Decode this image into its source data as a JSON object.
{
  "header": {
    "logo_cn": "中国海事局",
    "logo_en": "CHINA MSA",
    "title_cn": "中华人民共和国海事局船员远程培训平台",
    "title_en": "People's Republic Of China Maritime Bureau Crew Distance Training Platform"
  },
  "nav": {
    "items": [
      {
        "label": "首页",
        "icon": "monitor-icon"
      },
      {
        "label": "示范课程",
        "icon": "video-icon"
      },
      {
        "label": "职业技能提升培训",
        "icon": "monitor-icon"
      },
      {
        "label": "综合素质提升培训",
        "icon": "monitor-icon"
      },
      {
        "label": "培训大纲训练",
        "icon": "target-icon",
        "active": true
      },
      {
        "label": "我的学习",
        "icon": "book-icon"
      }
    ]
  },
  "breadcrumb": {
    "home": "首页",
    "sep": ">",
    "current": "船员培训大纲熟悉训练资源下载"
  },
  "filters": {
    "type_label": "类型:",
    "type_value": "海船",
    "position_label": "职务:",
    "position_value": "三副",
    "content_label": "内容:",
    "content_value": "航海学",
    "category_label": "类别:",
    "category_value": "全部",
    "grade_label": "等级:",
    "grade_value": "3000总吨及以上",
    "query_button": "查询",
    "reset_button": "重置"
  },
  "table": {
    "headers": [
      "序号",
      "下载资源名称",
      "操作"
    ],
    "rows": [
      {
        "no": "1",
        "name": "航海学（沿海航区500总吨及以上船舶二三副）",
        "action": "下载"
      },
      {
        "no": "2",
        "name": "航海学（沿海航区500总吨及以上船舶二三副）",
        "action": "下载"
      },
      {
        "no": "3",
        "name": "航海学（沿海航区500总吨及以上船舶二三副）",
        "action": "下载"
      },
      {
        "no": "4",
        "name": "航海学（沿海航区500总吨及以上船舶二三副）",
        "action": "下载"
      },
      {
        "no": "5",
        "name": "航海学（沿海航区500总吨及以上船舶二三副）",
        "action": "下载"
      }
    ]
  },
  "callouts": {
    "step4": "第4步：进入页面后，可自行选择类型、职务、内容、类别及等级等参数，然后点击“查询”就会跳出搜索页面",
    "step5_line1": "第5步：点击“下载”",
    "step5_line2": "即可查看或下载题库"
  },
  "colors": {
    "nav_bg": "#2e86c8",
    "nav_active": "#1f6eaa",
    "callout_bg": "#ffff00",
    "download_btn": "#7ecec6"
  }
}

Problem to work on
The whole listing above needs to be written out again exactly.

The answer
Decode this image into its source data as a JSON object.
{
  "header": {
    "logo_cn": "中国海事局",
    "logo_en": "CHINA MSA",
    "title_cn": "中华人民共和国海事局船员远程培训平台",
    "title_en": "People's Republic Of China Maritime Bureau Crew Distance Training Platform"
  },
  "nav": {
    "items": [
      {
        "label": "首页",
        "icon": "monitor-icon"
      },
      {
        "label": "示范课程",
        "icon": "video-icon"
      },
      {
        "label": "职业技能提升培训",
        "icon": "monitor-icon"
      },
      {
        "label": "综合素质提升培训",
        "icon": "monitor-icon"
      },
      {
        "label": "培训大纲训练",
        "icon": "target-icon",
        "active": true
      },
      {
        "label": "我的学习",
        "icon": "book-icon"
      }
    ]
  },
  "breadcrumb": {
    "home": "首页",
    "sep": ">",
    "current": "船员培训大纲熟悉训练资源下载"
  },
  "filters": {
    "type_label": "类型:",
    "type_value": "海船",
    "position_label": "职务:",
    "position_value": "三副",
    "content_label": "内容:",
    "content_value": "航海学",
    "category_label": "类别:",
    "category_value": "全部",
    "grade_label": "等级:",
    "grade_value": "3000总吨及以上",
    "query_button": "查询",
    "reset_button": "重置"
  },
  "table": {
    "headers": [
      "序号",
      "下载资源名称",
      "操作"
    ],
    "rows": [
      {
        "no": "1",
        "name": "航海学（沿海航区500总吨及以上船舶二三副）",
        "action": "下载"
      },
      {
        "no": "2",
        "name": "航海学（沿海航区500总吨及以上船舶二三副）",
        "action": "下载"
      },
      {
        "no": "3",
        "name": "航海学（沿海航区500总吨及以上船舶二三副）",
        "action": "下载"
      },
      {
        "no": "4",
        "name": "航海学（沿海航区500总吨及以上船舶二三副）",
        "action": "下载"
      },
      {
        "no": "5",
        "name": "航海学（沿海航区500总吨及以上船舶二三副）",
        "action": "下载"
      }
    ]
  },
  "callouts": {
    "step4": "第4步：进入页面后，可自行选择类型、职务、内容、类别及等级等参数，然后点击“查询”就会跳出搜索页面",
    "step5_line1": "第5步：点击“下载”",
    "step5_line2": "即可查看或下载题库"
  },
  "colors": {
    "nav_bg": "#2e86c8",
    "nav_active": "#1f6eaa",
    "callout_bg": "#ffff00",
    "download_btn": "#7ecec6"
  }
}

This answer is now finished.